* _WORK TO COMPLETE_: Please rewrite the listing below with "Patent image size" swapped for "Figure dimensions" and every other word left unchanged. Leave the pictures out of your answer.

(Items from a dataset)
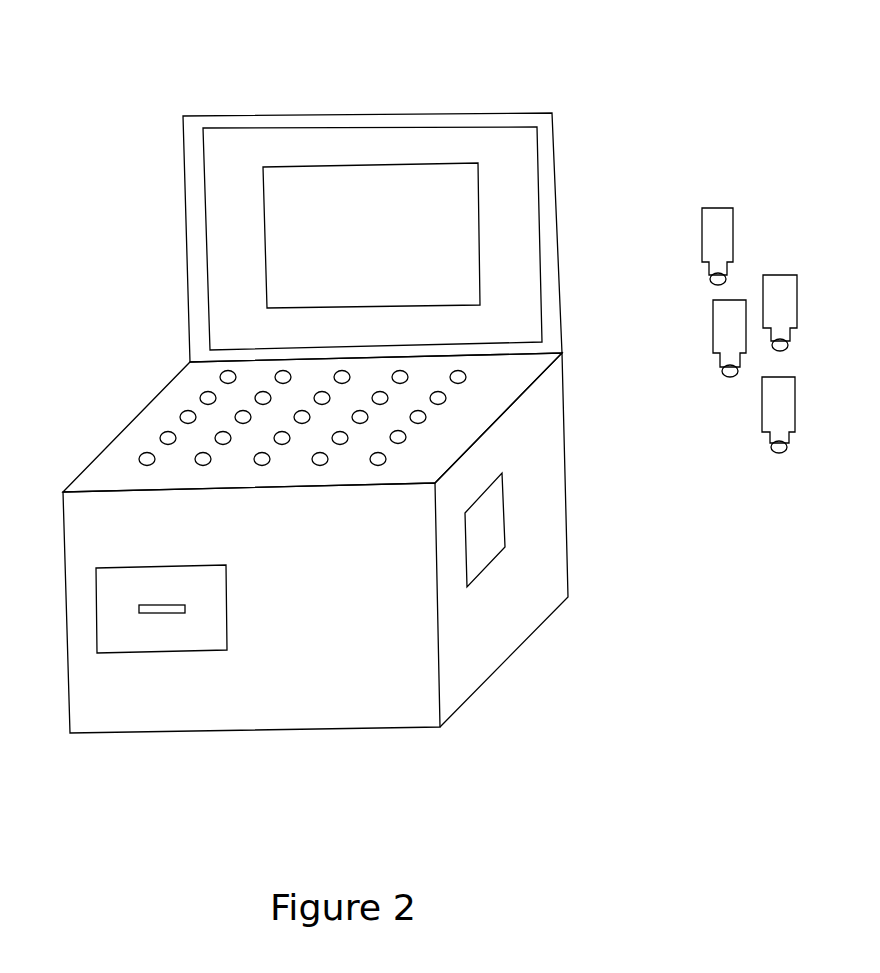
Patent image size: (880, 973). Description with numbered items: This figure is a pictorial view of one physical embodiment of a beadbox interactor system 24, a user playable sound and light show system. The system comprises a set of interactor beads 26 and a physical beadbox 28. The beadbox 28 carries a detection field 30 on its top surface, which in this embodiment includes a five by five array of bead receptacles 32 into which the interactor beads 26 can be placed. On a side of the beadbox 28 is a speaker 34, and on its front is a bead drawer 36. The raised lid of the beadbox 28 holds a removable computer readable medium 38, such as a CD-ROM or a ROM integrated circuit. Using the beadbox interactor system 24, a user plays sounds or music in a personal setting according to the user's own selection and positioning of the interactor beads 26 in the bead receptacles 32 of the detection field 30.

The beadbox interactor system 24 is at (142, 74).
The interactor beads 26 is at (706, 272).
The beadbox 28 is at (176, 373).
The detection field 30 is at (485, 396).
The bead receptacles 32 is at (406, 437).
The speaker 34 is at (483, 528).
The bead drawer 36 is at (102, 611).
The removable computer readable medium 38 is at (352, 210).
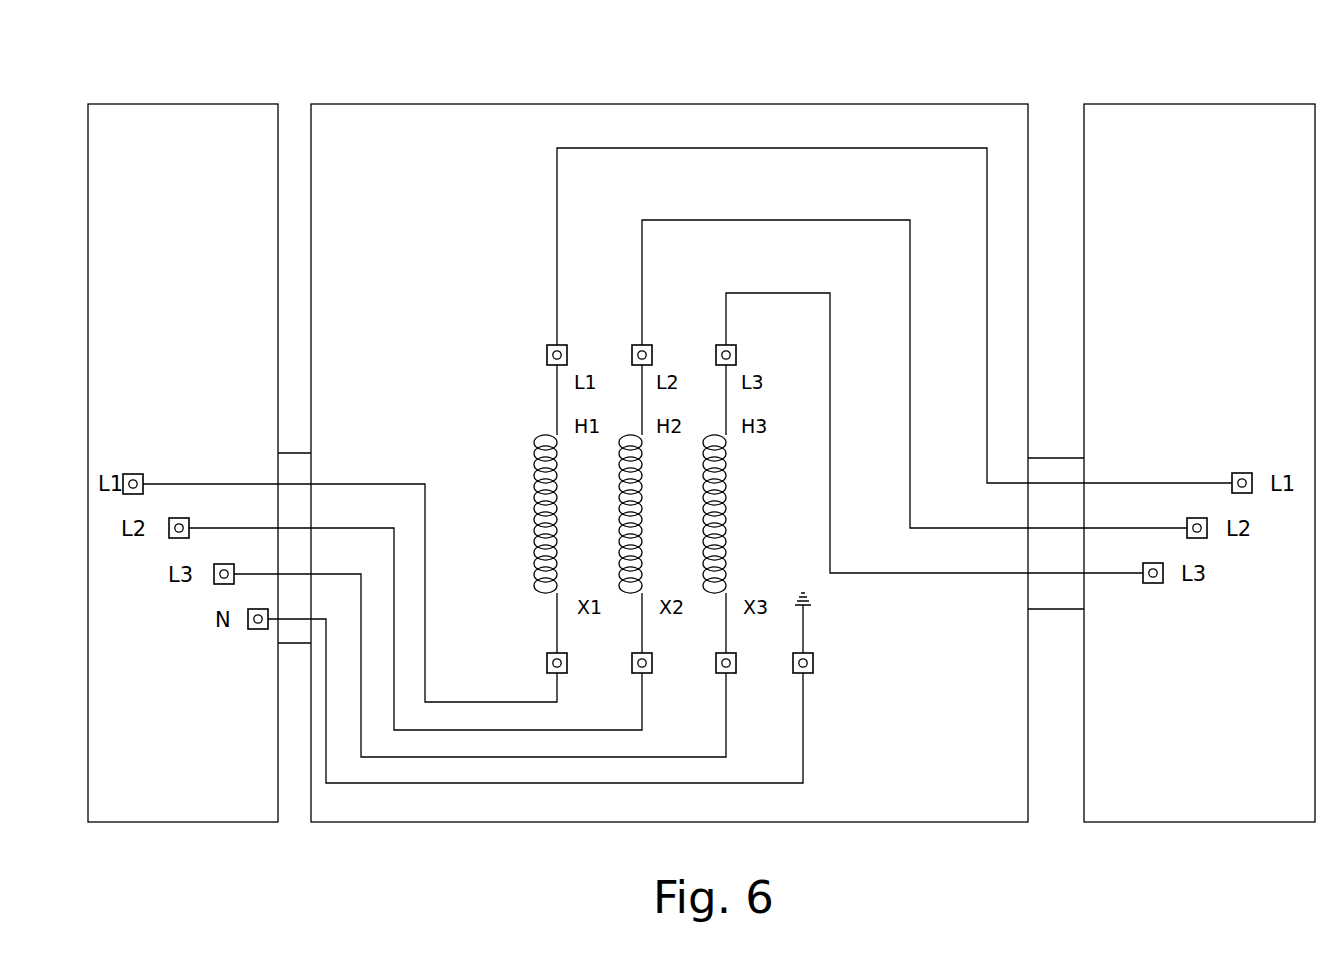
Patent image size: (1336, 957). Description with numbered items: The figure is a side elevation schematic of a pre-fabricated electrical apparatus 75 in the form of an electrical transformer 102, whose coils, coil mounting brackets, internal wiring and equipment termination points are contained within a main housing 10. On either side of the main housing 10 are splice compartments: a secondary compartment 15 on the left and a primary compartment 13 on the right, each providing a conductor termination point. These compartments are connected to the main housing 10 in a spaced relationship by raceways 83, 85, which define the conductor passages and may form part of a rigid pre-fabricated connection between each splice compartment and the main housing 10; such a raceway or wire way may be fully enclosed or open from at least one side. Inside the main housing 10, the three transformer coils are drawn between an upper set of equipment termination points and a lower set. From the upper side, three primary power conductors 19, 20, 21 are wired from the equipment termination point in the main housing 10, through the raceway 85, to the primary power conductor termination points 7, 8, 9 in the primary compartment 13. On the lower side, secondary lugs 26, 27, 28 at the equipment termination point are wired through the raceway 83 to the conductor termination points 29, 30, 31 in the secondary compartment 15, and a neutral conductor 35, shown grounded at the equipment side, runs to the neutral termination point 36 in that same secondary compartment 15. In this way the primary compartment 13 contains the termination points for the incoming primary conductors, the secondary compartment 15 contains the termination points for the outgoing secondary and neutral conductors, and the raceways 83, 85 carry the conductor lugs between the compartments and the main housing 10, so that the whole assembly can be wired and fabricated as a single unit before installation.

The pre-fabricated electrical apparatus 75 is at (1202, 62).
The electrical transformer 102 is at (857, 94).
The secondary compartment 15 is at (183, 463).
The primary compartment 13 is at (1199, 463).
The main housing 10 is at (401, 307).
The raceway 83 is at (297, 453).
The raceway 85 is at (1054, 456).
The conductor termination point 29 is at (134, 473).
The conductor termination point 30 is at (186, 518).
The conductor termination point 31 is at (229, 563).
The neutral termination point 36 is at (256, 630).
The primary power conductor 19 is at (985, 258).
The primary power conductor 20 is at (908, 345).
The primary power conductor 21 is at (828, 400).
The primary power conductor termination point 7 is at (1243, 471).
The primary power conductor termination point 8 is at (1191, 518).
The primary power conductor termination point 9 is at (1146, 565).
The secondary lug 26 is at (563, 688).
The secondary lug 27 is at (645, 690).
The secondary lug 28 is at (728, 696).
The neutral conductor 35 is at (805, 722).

* _RESULT_:
Figure dimensions: (880, 973). Description with numbered items: This figure is a pictorial view of one physical embodiment of a beadbox interactor system 24, a user playable sound and light show system. The system comprises a set of interactor beads 26 and a physical beadbox 28. The beadbox 28 carries a detection field 30 on its top surface, which in this embodiment includes a five by five array of bead receptacles 32 into which the interactor beads 26 can be placed. On a side of the beadbox 28 is a speaker 34, and on its front is a bead drawer 36. The raised lid of the beadbox 28 holds a removable computer readable medium 38, such as a CD-ROM or a ROM integrated circuit. Using the beadbox interactor system 24, a user plays sounds or music in a personal setting according to the user's own selection and positioning of the interactor beads 26 in the bead receptacles 32 of the detection field 30.

The beadbox interactor system 24 is at (142, 74).
The interactor beads 26 is at (706, 272).
The beadbox 28 is at (176, 373).
The detection field 30 is at (485, 396).
The bead receptacles 32 is at (406, 437).
The speaker 34 is at (483, 528).
The bead drawer 36 is at (102, 611).
The removable computer readable medium 38 is at (352, 210).
Figure dimensions: (1336, 957). Description with numbered items: The figure is a side elevation schematic of a pre-fabricated electrical apparatus 75 in the form of an electrical transformer 102, whose coils, coil mounting brackets, internal wiring and equipment termination points are contained within a main housing 10. On either side of the main housing 10 are splice compartments: a secondary compartment 15 on the left and a primary compartment 13 on the right, each providing a conductor termination point. These compartments are connected to the main housing 10 in a spaced relationship by raceways 83, 85, which define the conductor passages and may form part of a rigid pre-fabricated connection between each splice compartment and the main housing 10; such a raceway or wire way may be fully enclosed or open from at least one side. Inside the main housing 10, the three transformer coils are drawn between an upper set of equipment termination points and a lower set. From the upper side, three primary power conductors 19, 20, 21 are wired from the equipment termination point in the main housing 10, through the raceway 85, to the primary power conductor termination points 7, 8, 9 in the primary compartment 13. On the lower side, secondary lugs 26, 27, 28 at the equipment termination point are wired through the raceway 83 to the conductor termination points 29, 30, 31 in the secondary compartment 15, and a neutral conductor 35, shown grounded at the equipment side, runs to the neutral termination point 36 in that same secondary compartment 15. In this way the primary compartment 13 contains the termination points for the incoming primary conductors, the secondary compartment 15 contains the termination points for the outgoing secondary and neutral conductors, and the raceways 83, 85 carry the conductor lugs between the compartments and the main housing 10, so that the whole assembly can be wired and fabricated as a single unit before installation.

The pre-fabricated electrical apparatus 75 is at (1202, 62).
The electrical transformer 102 is at (857, 94).
The secondary compartment 15 is at (183, 463).
The primary compartment 13 is at (1199, 463).
The main housing 10 is at (401, 307).
The raceway 83 is at (297, 453).
The raceway 85 is at (1054, 456).
The conductor termination point 29 is at (134, 473).
The conductor termination point 30 is at (186, 518).
The conductor termination point 31 is at (229, 563).
The neutral termination point 36 is at (256, 630).
The primary power conductor 19 is at (985, 258).
The primary power conductor 20 is at (908, 345).
The primary power conductor 21 is at (828, 400).
The primary power conductor termination point 7 is at (1243, 471).
The primary power conductor termination point 8 is at (1191, 518).
The primary power conductor termination point 9 is at (1146, 565).
The secondary lug 26 is at (563, 688).
The secondary lug 27 is at (645, 690).
The secondary lug 28 is at (728, 696).
The neutral conductor 35 is at (805, 722).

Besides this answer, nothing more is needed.